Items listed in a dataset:
::::::
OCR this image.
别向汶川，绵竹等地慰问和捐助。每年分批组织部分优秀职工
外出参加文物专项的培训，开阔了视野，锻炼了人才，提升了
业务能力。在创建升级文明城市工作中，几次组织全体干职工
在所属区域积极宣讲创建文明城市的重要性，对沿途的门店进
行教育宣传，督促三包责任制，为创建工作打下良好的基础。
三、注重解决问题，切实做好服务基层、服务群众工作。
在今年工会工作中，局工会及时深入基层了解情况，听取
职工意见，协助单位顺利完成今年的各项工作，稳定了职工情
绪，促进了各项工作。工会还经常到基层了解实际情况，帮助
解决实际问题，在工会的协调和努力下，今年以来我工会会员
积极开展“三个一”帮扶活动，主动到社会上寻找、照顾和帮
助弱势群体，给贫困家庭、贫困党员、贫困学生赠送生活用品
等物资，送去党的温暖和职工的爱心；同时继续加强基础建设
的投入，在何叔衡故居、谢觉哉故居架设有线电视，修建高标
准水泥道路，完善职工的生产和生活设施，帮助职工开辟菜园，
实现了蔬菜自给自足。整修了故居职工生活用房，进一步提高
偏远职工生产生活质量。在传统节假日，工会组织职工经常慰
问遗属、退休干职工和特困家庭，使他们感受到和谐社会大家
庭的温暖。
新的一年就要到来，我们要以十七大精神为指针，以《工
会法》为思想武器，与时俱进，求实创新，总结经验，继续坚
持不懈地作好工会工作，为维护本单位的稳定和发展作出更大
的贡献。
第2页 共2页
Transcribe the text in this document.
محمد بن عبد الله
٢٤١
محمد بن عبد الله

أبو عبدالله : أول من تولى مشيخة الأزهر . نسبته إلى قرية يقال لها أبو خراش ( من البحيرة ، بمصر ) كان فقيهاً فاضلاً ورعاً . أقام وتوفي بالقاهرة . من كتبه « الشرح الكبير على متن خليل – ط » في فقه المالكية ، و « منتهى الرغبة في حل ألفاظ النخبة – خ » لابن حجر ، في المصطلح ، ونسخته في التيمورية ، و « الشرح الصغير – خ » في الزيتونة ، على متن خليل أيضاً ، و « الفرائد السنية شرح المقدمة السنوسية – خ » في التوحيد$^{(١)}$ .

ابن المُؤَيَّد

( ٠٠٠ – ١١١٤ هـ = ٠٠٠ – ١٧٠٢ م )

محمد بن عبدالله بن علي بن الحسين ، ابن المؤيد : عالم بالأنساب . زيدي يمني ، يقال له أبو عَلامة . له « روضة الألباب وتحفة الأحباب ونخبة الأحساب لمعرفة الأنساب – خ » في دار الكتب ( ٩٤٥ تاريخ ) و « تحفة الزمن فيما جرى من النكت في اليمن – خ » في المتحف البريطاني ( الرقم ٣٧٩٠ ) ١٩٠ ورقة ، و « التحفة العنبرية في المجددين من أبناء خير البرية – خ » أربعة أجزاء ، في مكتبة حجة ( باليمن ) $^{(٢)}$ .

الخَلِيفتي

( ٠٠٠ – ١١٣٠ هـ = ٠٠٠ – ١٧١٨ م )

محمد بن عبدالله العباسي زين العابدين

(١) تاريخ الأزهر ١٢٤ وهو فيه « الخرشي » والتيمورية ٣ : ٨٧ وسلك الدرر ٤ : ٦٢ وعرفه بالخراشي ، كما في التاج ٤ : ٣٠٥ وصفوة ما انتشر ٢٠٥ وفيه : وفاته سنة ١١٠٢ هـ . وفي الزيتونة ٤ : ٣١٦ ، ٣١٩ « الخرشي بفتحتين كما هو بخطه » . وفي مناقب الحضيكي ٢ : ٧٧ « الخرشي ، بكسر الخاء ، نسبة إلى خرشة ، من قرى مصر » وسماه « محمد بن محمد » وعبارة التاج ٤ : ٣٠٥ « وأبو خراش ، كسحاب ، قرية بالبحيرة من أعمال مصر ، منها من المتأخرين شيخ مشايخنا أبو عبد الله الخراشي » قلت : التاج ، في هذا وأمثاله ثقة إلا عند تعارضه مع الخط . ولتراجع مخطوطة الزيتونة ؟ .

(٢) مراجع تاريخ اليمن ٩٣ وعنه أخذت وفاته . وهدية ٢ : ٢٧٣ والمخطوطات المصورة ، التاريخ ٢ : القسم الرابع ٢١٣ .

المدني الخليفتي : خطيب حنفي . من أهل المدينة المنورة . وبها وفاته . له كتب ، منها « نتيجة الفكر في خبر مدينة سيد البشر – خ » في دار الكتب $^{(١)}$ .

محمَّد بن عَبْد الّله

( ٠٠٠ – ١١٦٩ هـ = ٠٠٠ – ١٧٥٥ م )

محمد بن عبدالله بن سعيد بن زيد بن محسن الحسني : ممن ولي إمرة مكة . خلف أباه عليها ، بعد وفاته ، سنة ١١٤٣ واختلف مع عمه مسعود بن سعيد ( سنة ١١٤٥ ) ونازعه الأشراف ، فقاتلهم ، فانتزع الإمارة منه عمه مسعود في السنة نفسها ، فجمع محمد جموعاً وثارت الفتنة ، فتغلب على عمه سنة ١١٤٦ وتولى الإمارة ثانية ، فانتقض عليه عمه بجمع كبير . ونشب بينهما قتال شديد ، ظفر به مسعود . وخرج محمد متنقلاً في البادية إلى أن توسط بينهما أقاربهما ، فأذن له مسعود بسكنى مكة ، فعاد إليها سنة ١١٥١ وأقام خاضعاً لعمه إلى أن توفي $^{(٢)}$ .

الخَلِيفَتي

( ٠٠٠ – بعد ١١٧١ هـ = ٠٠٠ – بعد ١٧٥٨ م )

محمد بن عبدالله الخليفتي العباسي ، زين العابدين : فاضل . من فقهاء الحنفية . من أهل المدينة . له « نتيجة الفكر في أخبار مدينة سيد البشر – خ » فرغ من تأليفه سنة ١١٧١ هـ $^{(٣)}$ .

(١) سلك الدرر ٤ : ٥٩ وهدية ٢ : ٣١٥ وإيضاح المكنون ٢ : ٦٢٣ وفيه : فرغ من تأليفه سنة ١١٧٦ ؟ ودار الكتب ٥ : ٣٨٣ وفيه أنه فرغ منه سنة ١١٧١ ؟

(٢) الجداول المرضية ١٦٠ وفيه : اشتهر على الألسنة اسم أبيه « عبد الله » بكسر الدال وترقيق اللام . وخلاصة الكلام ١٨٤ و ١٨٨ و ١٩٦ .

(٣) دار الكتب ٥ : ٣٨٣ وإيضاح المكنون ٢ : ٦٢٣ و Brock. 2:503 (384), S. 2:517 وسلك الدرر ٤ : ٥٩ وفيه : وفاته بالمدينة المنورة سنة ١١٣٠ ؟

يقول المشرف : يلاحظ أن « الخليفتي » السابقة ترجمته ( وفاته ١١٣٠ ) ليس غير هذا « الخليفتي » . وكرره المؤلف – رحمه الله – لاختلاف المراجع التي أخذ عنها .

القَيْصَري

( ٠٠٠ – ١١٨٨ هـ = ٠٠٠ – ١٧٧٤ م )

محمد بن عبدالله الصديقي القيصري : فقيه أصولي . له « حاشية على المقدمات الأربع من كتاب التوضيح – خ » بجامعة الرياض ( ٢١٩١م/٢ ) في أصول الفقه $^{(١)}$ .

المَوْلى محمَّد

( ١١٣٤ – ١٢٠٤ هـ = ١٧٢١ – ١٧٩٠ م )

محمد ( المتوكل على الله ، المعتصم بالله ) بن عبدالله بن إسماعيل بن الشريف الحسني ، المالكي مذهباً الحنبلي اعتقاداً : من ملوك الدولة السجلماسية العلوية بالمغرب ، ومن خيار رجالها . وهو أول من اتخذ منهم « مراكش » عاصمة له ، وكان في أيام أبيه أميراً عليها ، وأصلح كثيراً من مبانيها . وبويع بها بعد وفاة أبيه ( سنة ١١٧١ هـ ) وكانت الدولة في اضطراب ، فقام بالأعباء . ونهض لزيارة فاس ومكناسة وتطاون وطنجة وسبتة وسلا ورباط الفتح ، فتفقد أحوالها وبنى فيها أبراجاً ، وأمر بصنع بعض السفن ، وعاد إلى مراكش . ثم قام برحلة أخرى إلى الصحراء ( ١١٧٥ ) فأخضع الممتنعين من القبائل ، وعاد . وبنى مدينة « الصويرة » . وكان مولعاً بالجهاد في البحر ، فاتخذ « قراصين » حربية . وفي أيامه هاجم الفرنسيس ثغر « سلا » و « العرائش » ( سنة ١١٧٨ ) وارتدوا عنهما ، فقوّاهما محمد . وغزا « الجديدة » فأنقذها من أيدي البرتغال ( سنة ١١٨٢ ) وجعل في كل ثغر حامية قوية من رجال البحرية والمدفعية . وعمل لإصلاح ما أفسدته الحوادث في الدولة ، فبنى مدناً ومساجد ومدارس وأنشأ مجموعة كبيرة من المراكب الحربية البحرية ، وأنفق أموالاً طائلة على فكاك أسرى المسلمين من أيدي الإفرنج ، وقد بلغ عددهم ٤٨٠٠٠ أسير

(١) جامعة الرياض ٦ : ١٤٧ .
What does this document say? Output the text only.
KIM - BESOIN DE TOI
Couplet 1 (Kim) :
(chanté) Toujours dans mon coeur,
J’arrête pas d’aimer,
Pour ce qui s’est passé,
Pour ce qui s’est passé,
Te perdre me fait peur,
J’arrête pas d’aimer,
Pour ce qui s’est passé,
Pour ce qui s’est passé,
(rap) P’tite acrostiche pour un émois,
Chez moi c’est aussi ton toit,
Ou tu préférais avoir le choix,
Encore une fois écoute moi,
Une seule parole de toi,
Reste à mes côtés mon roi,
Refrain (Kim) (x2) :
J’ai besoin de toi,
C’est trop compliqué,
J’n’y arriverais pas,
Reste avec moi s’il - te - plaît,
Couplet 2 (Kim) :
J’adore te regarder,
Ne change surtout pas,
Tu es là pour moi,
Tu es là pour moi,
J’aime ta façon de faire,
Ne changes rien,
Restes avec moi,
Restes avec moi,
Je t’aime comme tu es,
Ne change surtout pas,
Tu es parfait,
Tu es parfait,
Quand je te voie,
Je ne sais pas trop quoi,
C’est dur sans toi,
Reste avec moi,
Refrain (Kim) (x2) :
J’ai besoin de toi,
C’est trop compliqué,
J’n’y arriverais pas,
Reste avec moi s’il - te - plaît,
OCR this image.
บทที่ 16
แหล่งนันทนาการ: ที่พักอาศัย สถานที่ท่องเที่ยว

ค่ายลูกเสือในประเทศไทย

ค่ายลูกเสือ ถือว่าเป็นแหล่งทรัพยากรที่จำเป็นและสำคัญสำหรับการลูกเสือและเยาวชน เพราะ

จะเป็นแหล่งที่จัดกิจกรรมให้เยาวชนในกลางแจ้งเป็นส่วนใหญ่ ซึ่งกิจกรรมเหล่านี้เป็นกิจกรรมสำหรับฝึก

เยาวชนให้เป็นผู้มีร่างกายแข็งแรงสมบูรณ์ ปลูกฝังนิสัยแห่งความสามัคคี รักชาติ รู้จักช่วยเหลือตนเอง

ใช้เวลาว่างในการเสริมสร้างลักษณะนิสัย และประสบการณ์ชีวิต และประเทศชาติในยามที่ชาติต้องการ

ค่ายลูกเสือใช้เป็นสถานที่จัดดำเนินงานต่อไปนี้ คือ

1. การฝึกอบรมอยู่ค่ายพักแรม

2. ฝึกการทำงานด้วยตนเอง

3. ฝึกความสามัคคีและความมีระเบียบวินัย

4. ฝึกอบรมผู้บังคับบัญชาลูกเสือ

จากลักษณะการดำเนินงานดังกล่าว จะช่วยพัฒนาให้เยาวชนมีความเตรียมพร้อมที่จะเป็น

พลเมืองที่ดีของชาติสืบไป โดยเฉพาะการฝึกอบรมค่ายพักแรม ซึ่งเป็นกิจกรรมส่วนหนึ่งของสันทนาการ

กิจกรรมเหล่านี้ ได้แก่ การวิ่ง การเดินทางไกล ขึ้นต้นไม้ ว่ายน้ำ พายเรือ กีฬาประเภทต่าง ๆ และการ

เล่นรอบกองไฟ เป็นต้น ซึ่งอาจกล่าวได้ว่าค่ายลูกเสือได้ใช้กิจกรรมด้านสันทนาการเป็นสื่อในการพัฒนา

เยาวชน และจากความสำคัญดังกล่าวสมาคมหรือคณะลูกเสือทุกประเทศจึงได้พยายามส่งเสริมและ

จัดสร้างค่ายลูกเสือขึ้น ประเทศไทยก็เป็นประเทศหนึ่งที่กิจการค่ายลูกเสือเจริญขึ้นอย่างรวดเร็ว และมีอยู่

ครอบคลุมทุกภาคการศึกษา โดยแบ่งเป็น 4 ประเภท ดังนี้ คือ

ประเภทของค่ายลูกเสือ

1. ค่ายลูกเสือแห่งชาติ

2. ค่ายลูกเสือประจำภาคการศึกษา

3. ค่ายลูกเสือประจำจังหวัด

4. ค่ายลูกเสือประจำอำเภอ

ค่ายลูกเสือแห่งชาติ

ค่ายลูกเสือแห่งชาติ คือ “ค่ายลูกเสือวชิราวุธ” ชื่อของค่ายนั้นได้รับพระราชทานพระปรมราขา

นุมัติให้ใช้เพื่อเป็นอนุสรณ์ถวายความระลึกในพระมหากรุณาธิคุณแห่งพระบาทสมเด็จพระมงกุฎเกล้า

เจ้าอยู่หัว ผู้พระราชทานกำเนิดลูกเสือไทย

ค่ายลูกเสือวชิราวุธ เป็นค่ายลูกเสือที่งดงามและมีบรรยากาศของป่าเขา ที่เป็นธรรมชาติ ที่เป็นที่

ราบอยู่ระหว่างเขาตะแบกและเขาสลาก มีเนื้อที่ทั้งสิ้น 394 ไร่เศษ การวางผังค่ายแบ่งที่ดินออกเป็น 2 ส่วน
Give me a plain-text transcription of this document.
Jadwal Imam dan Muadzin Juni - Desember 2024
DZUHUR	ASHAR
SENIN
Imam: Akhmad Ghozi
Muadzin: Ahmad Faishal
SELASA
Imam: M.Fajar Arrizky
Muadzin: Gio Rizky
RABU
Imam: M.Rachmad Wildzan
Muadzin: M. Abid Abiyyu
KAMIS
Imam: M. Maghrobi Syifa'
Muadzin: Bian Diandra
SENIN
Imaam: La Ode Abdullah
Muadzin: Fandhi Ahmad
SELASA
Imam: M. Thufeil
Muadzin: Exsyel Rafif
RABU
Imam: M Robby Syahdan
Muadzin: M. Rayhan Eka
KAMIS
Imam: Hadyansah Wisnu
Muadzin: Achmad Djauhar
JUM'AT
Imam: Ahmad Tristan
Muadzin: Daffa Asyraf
::::::
THE PROBLEM:
Begin with the line that contains "Give me a plain-text" and quote each line after it exactly, stopping after the last line of the data.

SOLUTION TO THE EXERCISE:
Give me a plain-text transcription of this document.
Jadwal Imam dan Muadzin Juni - Desember 2024
DZUHUR	ASHAR
SENIN
Imam: Akhmad Ghozi
Muadzin: Ahmad Faishal
SELASA
Imam: M.Fajar Arrizky
Muadzin: Gio Rizky
RABU
Imam: M.Rachmad Wildzan
Muadzin: M. Abid Abiyyu
KAMIS
Imam: M. Maghrobi Syifa'
Muadzin: Bian Diandra
SENIN
Imaam: La Ode Abdullah
Muadzin: Fandhi Ahmad
SELASA
Imam: M. Thufeil
Muadzin: Exsyel Rafif
RABU
Imam: M Robby Syahdan
Muadzin: M. Rayhan Eka
KAMIS
Imam: Hadyansah Wisnu
Muadzin: Achmad Djauhar
JUM'AT
Imam: Ahmad Tristan
Muadzin: Daffa Asyraf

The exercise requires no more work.